Records about charts and figures:
'''

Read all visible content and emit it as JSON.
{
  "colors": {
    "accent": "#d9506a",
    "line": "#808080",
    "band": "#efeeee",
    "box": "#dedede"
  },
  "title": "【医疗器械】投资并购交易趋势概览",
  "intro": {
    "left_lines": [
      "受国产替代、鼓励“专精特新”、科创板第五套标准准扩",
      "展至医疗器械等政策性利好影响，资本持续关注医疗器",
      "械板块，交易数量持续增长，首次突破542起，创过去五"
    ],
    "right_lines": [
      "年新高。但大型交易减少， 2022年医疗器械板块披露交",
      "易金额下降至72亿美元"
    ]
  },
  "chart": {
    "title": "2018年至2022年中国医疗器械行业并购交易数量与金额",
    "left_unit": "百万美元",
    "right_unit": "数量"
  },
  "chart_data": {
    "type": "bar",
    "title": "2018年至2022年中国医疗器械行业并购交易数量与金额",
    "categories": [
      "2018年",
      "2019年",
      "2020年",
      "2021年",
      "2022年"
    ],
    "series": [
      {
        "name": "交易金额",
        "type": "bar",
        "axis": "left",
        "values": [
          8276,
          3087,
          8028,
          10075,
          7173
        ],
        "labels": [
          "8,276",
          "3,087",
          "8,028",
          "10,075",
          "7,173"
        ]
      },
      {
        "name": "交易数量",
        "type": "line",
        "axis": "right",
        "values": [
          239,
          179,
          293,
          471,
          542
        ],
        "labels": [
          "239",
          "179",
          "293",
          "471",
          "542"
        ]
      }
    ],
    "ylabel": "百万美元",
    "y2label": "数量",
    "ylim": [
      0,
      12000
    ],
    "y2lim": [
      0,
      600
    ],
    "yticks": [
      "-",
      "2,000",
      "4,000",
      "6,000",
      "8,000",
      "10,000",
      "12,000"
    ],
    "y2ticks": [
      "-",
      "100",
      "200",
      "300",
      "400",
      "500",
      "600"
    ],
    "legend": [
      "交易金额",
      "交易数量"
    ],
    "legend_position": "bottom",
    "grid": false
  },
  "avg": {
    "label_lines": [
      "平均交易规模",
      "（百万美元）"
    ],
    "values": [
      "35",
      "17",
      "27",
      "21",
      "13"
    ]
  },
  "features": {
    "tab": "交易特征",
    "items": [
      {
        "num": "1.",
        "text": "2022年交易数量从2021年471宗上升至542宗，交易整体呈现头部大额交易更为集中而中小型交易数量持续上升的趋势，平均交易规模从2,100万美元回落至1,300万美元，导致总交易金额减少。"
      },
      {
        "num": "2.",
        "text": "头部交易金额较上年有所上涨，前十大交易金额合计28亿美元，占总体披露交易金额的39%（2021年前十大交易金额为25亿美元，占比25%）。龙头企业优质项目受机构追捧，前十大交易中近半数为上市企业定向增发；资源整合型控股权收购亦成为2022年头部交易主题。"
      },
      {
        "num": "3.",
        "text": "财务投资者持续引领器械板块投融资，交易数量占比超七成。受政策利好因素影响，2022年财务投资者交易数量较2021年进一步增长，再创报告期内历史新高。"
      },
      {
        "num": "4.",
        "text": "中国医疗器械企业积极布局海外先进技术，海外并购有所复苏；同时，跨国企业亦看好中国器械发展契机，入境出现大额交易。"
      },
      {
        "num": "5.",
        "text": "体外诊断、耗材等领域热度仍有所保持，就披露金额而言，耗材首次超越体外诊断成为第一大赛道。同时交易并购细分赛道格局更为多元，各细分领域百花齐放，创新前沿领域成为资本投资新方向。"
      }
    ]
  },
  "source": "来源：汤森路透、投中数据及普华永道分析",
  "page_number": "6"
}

'''

All entries shown above should be printed again exactly.

#### [Result of the exercise]
Read all visible content and emit it as JSON.
{
  "colors": {
    "accent": "#d9506a",
    "line": "#808080",
    "band": "#efeeee",
    "box": "#dedede"
  },
  "title": "【医疗器械】投资并购交易趋势概览",
  "intro": {
    "left_lines": [
      "受国产替代、鼓励“专精特新”、科创板第五套标准准扩",
      "展至医疗器械等政策性利好影响，资本持续关注医疗器",
      "械板块，交易数量持续增长，首次突破542起，创过去五"
    ],
    "right_lines": [
      "年新高。但大型交易减少， 2022年医疗器械板块披露交",
      "易金额下降至72亿美元"
    ]
  },
  "chart": {
    "title": "2018年至2022年中国医疗器械行业并购交易数量与金额",
    "left_unit": "百万美元",
    "right_unit": "数量"
  },
  "chart_data": {
    "type": "bar",
    "title": "2018年至2022年中国医疗器械行业并购交易数量与金额",
    "categories": [
      "2018年",
      "2019年",
      "2020年",
      "2021年",
      "2022年"
    ],
    "series": [
      {
        "name": "交易金额",
        "type": "bar",
        "axis": "left",
        "values": [
          8276,
          3087,
          8028,
          10075,
          7173
        ],
        "labels": [
          "8,276",
          "3,087",
          "8,028",
          "10,075",
          "7,173"
        ]
      },
      {
        "name": "交易数量",
        "type": "line",
        "axis": "right",
        "values": [
          239,
          179,
          293,
          471,
          542
        ],
        "labels": [
          "239",
          "179",
          "293",
          "471",
          "542"
        ]
      }
    ],
    "ylabel": "百万美元",
    "y2label": "数量",
    "ylim": [
      0,
      12000
    ],
    "y2lim": [
      0,
      600
    ],
    "yticks": [
      "-",
      "2,000",
      "4,000",
      "6,000",
      "8,000",
      "10,000",
      "12,000"
    ],
    "y2ticks": [
      "-",
      "100",
      "200",
      "300",
      "400",
      "500",
      "600"
    ],
    "legend": [
      "交易金额",
      "交易数量"
    ],
    "legend_position": "bottom",
    "grid": false
  },
  "avg": {
    "label_lines": [
      "平均交易规模",
      "（百万美元）"
    ],
    "values": [
      "35",
      "17",
      "27",
      "21",
      "13"
    ]
  },
  "features": {
    "tab": "交易特征",
    "items": [
      {
        "num": "1.",
        "text": "2022年交易数量从2021年471宗上升至542宗，交易整体呈现头部大额交易更为集中而中小型交易数量持续上升的趋势，平均交易规模从2,100万美元回落至1,300万美元，导致总交易金额减少。"
      },
      {
        "num": "2.",
        "text": "头部交易金额较上年有所上涨，前十大交易金额合计28亿美元，占总体披露交易金额的39%（2021年前十大交易金额为25亿美元，占比25%）。龙头企业优质项目受机构追捧，前十大交易中近半数为上市企业定向增发；资源整合型控股权收购亦成为2022年头部交易主题。"
      },
      {
        "num": "3.",
        "text": "财务投资者持续引领器械板块投融资，交易数量占比超七成。受政策利好因素影响，2022年财务投资者交易数量较2021年进一步增长，再创报告期内历史新高。"
      },
      {
        "num": "4.",
        "text": "中国医疗器械企业积极布局海外先进技术，海外并购有所复苏；同时，跨国企业亦看好中国器械发展契机，入境出现大额交易。"
      },
      {
        "num": "5.",
        "text": "体外诊断、耗材等领域热度仍有所保持，就披露金额而言，耗材首次超越体外诊断成为第一大赛道。同时交易并购细分赛道格局更为多元，各细分领域百花齐放，创新前沿领域成为资本投资新方向。"
      }
    ]
  },
  "source": "来源：汤森路透、投中数据及普华永道分析",
  "page_number": "6"
}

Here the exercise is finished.